◆ Dataset items:
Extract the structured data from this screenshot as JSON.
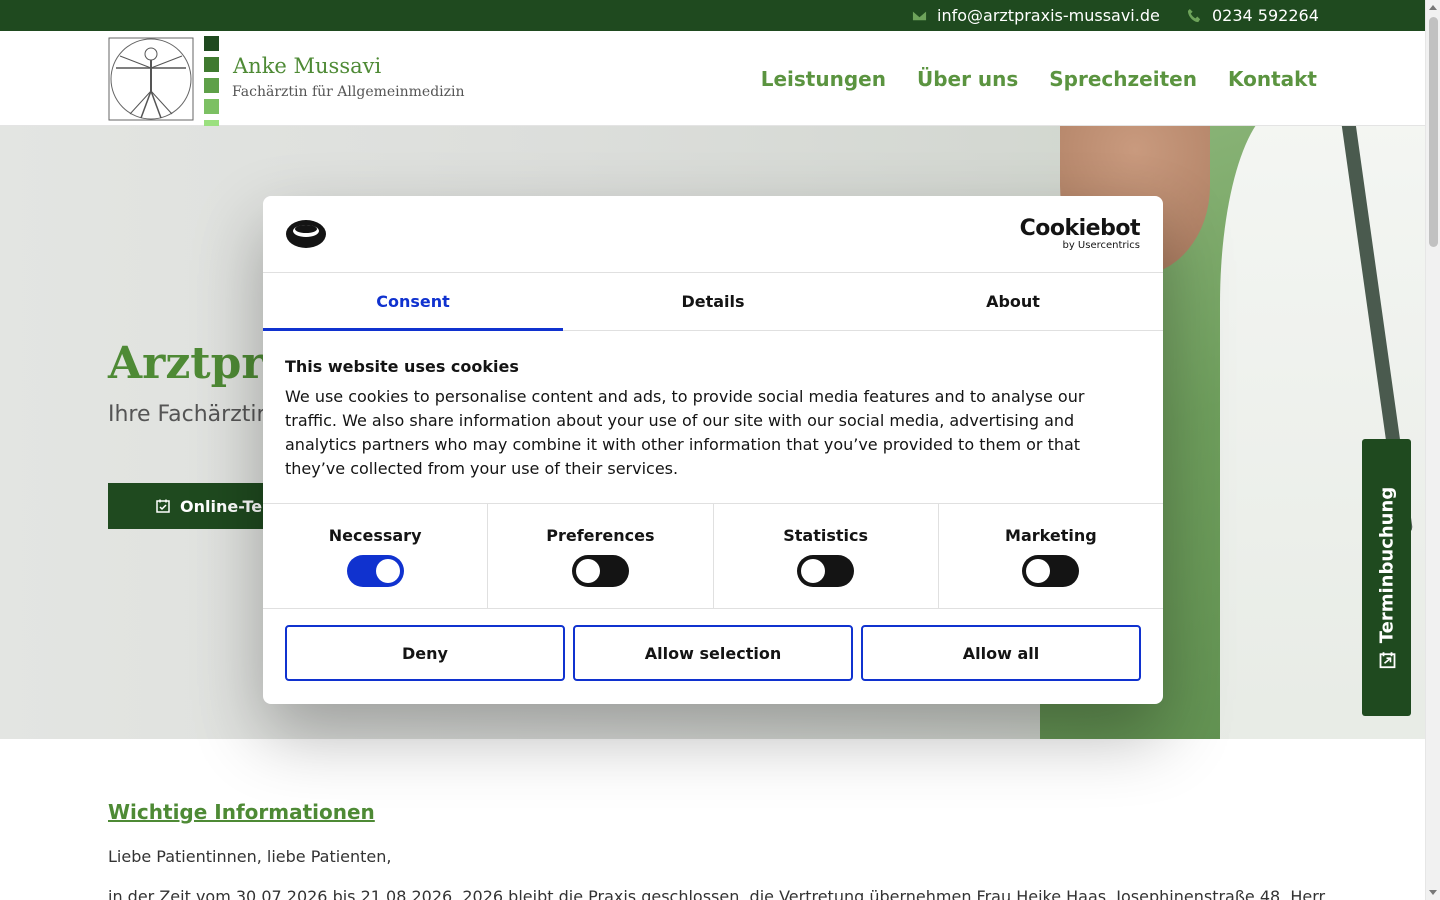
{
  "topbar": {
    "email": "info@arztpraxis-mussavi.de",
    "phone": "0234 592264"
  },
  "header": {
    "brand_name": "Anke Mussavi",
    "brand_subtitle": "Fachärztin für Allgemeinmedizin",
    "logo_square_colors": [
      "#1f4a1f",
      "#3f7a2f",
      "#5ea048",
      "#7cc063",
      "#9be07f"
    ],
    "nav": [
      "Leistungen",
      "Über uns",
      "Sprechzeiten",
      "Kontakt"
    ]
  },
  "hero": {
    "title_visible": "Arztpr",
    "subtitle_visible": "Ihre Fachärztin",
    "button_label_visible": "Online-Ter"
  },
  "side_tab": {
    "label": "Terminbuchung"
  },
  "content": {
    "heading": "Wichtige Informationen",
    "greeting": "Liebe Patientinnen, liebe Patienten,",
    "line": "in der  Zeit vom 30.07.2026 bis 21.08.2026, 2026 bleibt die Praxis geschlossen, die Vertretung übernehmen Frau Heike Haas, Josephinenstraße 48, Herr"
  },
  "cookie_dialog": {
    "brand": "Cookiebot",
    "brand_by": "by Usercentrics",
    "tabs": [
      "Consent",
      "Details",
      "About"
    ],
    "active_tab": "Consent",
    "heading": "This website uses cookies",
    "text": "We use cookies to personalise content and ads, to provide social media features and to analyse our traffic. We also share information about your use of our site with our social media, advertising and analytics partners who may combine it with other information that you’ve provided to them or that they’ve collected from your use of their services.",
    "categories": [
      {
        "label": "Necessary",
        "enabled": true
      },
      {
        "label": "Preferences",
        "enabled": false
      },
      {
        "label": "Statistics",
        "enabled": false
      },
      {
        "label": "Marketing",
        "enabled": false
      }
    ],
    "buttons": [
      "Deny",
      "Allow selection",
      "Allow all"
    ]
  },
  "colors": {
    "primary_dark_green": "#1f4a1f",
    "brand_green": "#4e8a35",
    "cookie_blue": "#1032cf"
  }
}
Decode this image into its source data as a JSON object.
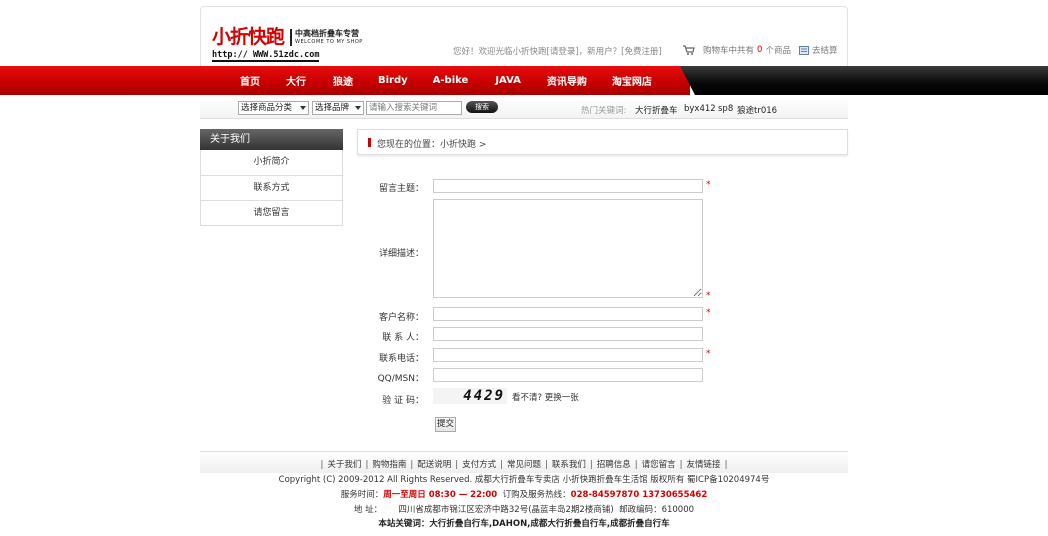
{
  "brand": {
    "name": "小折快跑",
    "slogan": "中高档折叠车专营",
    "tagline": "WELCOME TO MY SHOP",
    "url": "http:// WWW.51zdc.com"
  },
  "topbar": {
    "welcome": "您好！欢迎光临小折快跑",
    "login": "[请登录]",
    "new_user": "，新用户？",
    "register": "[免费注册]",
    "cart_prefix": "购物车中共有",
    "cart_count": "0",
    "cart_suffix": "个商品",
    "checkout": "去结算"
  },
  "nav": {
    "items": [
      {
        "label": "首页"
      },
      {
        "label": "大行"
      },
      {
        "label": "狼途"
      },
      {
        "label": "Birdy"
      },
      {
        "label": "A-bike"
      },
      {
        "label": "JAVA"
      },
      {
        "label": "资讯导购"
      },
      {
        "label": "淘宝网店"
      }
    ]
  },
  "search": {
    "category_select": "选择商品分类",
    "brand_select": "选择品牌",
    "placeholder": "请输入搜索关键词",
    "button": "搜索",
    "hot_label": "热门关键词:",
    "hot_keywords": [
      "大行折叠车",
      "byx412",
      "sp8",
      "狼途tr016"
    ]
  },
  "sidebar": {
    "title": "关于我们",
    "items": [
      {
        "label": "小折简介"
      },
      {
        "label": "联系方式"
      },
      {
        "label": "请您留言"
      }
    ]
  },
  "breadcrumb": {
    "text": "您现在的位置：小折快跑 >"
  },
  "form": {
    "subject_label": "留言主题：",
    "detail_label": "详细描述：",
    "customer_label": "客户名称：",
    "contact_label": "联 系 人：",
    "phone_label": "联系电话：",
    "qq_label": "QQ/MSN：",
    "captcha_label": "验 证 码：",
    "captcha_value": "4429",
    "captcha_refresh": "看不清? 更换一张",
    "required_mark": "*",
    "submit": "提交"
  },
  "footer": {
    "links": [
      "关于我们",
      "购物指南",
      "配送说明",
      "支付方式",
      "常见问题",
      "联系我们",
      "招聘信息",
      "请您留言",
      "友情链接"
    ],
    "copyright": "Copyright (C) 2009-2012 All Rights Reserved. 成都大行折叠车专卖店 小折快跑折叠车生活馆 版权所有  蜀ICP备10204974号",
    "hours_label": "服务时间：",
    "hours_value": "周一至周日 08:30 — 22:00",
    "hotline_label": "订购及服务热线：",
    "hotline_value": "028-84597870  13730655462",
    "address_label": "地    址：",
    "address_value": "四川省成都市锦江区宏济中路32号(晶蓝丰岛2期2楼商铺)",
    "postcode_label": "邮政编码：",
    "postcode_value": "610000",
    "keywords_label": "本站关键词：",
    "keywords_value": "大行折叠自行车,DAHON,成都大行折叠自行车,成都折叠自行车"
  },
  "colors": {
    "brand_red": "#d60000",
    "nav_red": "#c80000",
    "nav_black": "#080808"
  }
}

◆ TASK DIRECTIONS:
Repeat the entries exactly. Pictures are excluded from the copy.

◆ WRITTEN REPLY:
Extract the structured data from this screenshot as JSON.
{
  "topbar": {
    "email": "info@arztpraxis-mussavi.de",
    "phone": "0234 592264"
  },
  "header": {
    "brand_name": "Anke Mussavi",
    "brand_subtitle": "Fachärztin für Allgemeinmedizin",
    "logo_square_colors": [
      "#1f4a1f",
      "#3f7a2f",
      "#5ea048",
      "#7cc063",
      "#9be07f"
    ],
    "nav": [
      "Leistungen",
      "Über uns",
      "Sprechzeiten",
      "Kontakt"
    ]
  },
  "hero": {
    "title_visible": "Arztpr",
    "subtitle_visible": "Ihre Fachärztin",
    "button_label_visible": "Online-Ter"
  },
  "side_tab": {
    "label": "Terminbuchung"
  },
  "content": {
    "heading": "Wichtige Informationen",
    "greeting": "Liebe Patientinnen, liebe Patienten,",
    "line": "in der  Zeit vom 30.07.2026 bis 21.08.2026, 2026 bleibt die Praxis geschlossen, die Vertretung übernehmen Frau Heike Haas, Josephinenstraße 48, Herr"
  },
  "cookie_dialog": {
    "brand": "Cookiebot",
    "brand_by": "by Usercentrics",
    "tabs": [
      "Consent",
      "Details",
      "About"
    ],
    "active_tab": "Consent",
    "heading": "This website uses cookies",
    "text": "We use cookies to personalise content and ads, to provide social media features and to analyse our traffic. We also share information about your use of our site with our social media, advertising and analytics partners who may combine it with other information that you’ve provided to them or that they’ve collected from your use of their services.",
    "categories": [
      {
        "label": "Necessary",
        "enabled": true
      },
      {
        "label": "Preferences",
        "enabled": false
      },
      {
        "label": "Statistics",
        "enabled": false
      },
      {
        "label": "Marketing",
        "enabled": false
      }
    ],
    "buttons": [
      "Deny",
      "Allow selection",
      "Allow all"
    ]
  },
  "colors": {
    "primary_dark_green": "#1f4a1f",
    "brand_green": "#4e8a35",
    "cookie_blue": "#1032cf"
  }
}
Decode this image into its source data as a JSON object.
{
  "brand": {
    "name": "小折快跑",
    "slogan": "中高档折叠车专营",
    "tagline": "WELCOME TO MY SHOP",
    "url": "http:// WWW.51zdc.com"
  },
  "topbar": {
    "welcome": "您好！欢迎光临小折快跑",
    "login": "[请登录]",
    "new_user": "，新用户？",
    "register": "[免费注册]",
    "cart_prefix": "购物车中共有",
    "cart_count": "0",
    "cart_suffix": "个商品",
    "checkout": "去结算"
  },
  "nav": {
    "items": [
      {
        "label": "首页"
      },
      {
        "label": "大行"
      },
      {
        "label": "狼途"
      },
      {
        "label": "Birdy"
      },
      {
        "label": "A-bike"
      },
      {
        "label": "JAVA"
      },
      {
        "label": "资讯导购"
      },
      {
        "label": "淘宝网店"
      }
    ]
  },
  "search": {
    "category_select": "选择商品分类",
    "brand_select": "选择品牌",
    "placeholder": "请输入搜索关键词",
    "button": "搜索",
    "hot_label": "热门关键词:",
    "hot_keywords": [
      "大行折叠车",
      "byx412",
      "sp8",
      "狼途tr016"
    ]
  },
  "sidebar": {
    "title": "关于我们",
    "items": [
      {
        "label": "小折简介"
      },
      {
        "label": "联系方式"
      },
      {
        "label": "请您留言"
      }
    ]
  },
  "breadcrumb": {
    "text": "您现在的位置：小折快跑 >"
  },
  "form": {
    "subject_label": "留言主题：",
    "detail_label": "详细描述：",
    "customer_label": "客户名称：",
    "contact_label": "联 系 人：",
    "phone_label": "联系电话：",
    "qq_label": "QQ/MSN：",
    "captcha_label": "验 证 码：",
    "captcha_value": "4429",
    "captcha_refresh": "看不清? 更换一张",
    "required_mark": "*",
    "submit": "提交"
  },
  "footer": {
    "links": [
      "关于我们",
      "购物指南",
      "配送说明",
      "支付方式",
      "常见问题",
      "联系我们",
      "招聘信息",
      "请您留言",
      "友情链接"
    ],
    "copyright": "Copyright (C) 2009-2012 All Rights Reserved. 成都大行折叠车专卖店 小折快跑折叠车生活馆 版权所有  蜀ICP备10204974号",
    "hours_label": "服务时间：",
    "hours_value": "周一至周日 08:30 — 22:00",
    "hotline_label": "订购及服务热线：",
    "hotline_value": "028-84597870  13730655462",
    "address_label": "地    址：",
    "address_value": "四川省成都市锦江区宏济中路32号(晶蓝丰岛2期2楼商铺)",
    "postcode_label": "邮政编码：",
    "postcode_value": "610000",
    "keywords_label": "本站关键词：",
    "keywords_value": "大行折叠自行车,DAHON,成都大行折叠自行车,成都折叠自行车"
  },
  "colors": {
    "brand_red": "#d60000",
    "nav_red": "#c80000",
    "nav_black": "#080808"
  }
}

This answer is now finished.